* _THE RECORDS_:

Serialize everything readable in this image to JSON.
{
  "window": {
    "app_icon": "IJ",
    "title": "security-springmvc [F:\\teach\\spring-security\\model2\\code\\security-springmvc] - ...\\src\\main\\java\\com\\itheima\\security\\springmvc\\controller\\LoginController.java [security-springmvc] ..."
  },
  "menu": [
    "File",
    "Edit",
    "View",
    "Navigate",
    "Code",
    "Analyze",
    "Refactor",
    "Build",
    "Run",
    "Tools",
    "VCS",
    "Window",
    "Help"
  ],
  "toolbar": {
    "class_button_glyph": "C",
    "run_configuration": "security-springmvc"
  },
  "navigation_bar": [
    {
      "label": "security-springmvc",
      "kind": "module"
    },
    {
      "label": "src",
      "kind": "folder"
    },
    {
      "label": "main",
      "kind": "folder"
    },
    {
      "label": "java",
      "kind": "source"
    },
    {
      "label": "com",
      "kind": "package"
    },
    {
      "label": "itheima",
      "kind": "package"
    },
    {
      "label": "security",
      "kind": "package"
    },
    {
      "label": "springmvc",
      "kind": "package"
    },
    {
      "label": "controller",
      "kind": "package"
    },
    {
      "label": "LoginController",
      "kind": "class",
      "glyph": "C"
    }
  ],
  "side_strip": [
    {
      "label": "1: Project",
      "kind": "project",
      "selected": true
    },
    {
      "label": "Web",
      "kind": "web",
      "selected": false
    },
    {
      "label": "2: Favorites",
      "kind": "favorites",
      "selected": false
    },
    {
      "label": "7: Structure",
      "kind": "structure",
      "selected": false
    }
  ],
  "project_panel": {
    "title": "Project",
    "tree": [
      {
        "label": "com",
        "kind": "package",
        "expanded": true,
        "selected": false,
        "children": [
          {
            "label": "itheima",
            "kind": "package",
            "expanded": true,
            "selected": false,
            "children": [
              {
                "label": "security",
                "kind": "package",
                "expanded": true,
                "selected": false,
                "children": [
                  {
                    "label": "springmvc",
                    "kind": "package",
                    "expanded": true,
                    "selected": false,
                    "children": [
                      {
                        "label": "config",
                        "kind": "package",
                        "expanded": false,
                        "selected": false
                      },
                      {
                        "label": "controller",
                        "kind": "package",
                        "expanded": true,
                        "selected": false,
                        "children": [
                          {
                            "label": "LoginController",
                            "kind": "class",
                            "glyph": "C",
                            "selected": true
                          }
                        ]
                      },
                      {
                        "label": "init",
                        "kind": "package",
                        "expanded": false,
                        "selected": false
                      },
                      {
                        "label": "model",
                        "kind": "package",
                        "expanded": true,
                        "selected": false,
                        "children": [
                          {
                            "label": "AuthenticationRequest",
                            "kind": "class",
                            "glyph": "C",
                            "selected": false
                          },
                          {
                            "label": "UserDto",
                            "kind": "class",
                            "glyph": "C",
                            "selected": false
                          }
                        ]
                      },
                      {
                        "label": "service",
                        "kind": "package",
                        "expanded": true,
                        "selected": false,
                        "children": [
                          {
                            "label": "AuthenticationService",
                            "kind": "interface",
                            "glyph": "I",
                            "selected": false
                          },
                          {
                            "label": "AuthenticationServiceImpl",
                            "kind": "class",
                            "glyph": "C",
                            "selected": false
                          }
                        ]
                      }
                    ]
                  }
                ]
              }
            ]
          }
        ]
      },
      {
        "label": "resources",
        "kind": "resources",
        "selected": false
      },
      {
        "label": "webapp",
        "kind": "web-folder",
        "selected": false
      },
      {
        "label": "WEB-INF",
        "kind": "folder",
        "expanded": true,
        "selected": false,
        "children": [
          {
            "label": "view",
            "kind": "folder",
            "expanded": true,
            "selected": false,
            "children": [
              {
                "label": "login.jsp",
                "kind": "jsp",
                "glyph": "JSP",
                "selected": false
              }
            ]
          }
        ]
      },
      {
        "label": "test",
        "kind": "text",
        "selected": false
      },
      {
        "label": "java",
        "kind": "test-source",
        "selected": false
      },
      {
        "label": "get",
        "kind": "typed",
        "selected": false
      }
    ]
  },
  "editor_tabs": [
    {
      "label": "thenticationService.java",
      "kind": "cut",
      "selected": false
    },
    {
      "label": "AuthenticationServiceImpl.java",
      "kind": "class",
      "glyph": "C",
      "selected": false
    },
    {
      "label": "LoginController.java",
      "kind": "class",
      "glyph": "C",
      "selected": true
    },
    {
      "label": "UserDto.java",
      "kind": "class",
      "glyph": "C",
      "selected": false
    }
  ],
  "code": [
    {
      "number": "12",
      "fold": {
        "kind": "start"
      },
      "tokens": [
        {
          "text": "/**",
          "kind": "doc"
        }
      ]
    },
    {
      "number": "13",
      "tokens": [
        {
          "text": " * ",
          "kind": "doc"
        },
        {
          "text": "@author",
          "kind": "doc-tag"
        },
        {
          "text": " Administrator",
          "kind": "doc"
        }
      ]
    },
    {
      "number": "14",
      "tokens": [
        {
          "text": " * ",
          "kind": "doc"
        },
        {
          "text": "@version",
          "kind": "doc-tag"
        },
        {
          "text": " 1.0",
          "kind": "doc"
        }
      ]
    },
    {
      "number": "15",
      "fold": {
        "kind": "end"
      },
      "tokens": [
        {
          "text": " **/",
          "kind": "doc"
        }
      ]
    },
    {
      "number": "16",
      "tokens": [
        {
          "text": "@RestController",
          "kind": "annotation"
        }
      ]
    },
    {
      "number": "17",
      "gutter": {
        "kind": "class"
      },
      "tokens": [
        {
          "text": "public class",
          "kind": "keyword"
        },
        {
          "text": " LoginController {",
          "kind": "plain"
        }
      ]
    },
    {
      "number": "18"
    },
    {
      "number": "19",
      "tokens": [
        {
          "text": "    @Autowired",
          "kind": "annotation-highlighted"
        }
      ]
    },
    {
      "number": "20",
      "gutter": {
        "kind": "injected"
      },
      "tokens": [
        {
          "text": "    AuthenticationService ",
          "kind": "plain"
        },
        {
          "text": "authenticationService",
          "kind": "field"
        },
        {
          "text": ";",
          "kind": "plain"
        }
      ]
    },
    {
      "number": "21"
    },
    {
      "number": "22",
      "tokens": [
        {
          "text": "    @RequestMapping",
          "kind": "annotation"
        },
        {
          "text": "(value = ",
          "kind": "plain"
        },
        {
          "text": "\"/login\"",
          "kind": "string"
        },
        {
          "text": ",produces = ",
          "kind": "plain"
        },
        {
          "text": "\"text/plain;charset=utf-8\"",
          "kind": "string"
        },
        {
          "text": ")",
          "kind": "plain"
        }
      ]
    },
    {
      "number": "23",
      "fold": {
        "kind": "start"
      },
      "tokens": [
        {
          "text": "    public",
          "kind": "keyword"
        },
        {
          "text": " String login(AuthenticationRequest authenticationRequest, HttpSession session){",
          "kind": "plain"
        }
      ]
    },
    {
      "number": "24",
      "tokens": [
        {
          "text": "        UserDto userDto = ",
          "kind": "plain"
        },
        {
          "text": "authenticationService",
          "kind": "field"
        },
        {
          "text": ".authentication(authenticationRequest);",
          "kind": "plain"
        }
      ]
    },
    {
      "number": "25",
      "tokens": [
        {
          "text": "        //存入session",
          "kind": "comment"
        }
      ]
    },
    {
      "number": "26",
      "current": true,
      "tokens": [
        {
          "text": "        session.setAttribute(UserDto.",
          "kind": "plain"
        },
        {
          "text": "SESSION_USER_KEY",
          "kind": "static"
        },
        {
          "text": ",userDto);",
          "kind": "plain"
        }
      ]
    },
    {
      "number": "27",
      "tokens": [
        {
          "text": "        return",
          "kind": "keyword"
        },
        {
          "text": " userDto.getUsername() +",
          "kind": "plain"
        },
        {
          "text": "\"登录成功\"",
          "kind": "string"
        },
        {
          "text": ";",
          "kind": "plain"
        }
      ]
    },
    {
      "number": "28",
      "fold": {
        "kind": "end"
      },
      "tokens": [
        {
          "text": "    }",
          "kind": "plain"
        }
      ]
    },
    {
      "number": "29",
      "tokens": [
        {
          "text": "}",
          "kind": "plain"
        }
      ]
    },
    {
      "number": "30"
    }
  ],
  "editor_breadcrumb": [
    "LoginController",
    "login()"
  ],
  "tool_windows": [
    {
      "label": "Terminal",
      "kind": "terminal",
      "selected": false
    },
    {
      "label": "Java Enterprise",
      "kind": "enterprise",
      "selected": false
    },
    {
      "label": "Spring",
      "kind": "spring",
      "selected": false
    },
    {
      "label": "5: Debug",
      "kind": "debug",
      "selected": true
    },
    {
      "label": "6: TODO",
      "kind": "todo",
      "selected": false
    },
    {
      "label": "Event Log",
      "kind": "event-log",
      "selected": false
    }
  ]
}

* _EXERCISE AIM_: From the listing above, pick out every line containing "main".

* _WRITTEN SOLUTION_:
    "title": "security-springmvc [F:\\teach\\spring-security\\model2\\code\\security-springmvc] - ...\\src\\main\\java\\com\\itheima\\security\\springmvc\\controller\\LoginController.java [security-springmvc] ..."
      "label": "main",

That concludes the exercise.